> _EXERCISE REQUIREMENTS_
Gather every line that includes the word "JSON", please.

> _DATA PROVIDED_
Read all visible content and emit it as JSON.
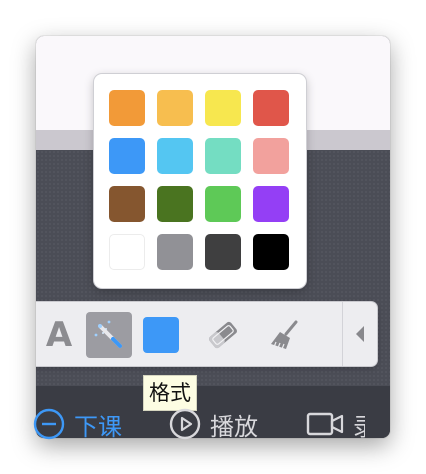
{
  "palette": {
    "colors": [
      "#f29a38",
      "#f7be4f",
      "#f7e74f",
      "#e0564a",
      "#3d98f7",
      "#54c6f2",
      "#74ddc2",
      "#f2a19d",
      "#85562f",
      "#4a7420",
      "#5ec957",
      "#943ff5",
      "#ffffff",
      "#919196",
      "#3f3f40",
      "#000000"
    ]
  },
  "toolbar": {
    "text_tool_glyph": "A",
    "current_color": "#3d98f7",
    "active_tool": "magic-wand"
  },
  "tooltip": {
    "text": "格式"
  },
  "bottom_bar": {
    "end_class_label": "下课",
    "play_label": "播放",
    "record_label": "录制"
  },
  "colors": {
    "accent": "#3d98f7",
    "bottom_bar_text": "#d8d8dc"
  }
}
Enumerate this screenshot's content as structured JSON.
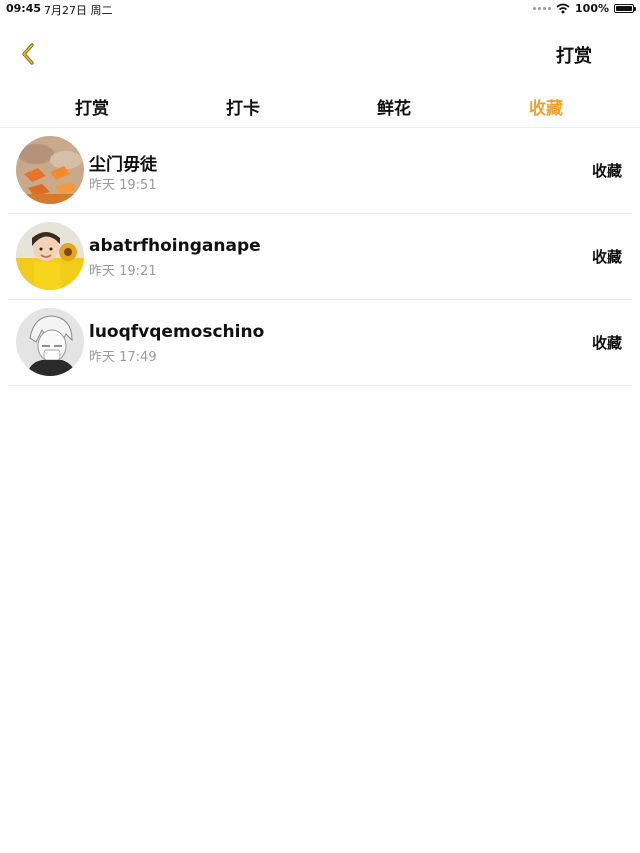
{
  "status_bar": {
    "time": "09:45",
    "date": "7月27日 周二",
    "battery": "100%",
    "battery_level": 1.0,
    "icons": [
      "signal-dots-icon",
      "wifi-icon",
      "battery-icon"
    ]
  },
  "nav": {
    "back_icon": "chevron-left-icon",
    "title": "打赏"
  },
  "tabs": [
    {
      "label": "打赏",
      "active": false
    },
    {
      "label": "打卡",
      "active": false
    },
    {
      "label": "鲜花",
      "active": false
    },
    {
      "label": "收藏",
      "active": true
    }
  ],
  "list": [
    {
      "name": "尘门毋徒",
      "time": "昨天 19:51",
      "action": "收藏",
      "avatar": "autumn-leaves-avatar"
    },
    {
      "name": "abatrfhoinganape",
      "time": "昨天 19:21",
      "action": "收藏",
      "avatar": "child-sunflower-avatar"
    },
    {
      "name": "luoqfvqemoschino",
      "time": "昨天 17:49",
      "action": "收藏",
      "avatar": "anime-sketch-avatar"
    }
  ],
  "colors": {
    "accent": "#f0a032",
    "text": "#111111",
    "secondary_text": "#9a9a9a",
    "divider": "#ececec"
  }
}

> _SOLUTION TO THIS EXERCISE_
Read all visible content and emit it as JSON.
Enumerate this screenshot's content as structured JSON.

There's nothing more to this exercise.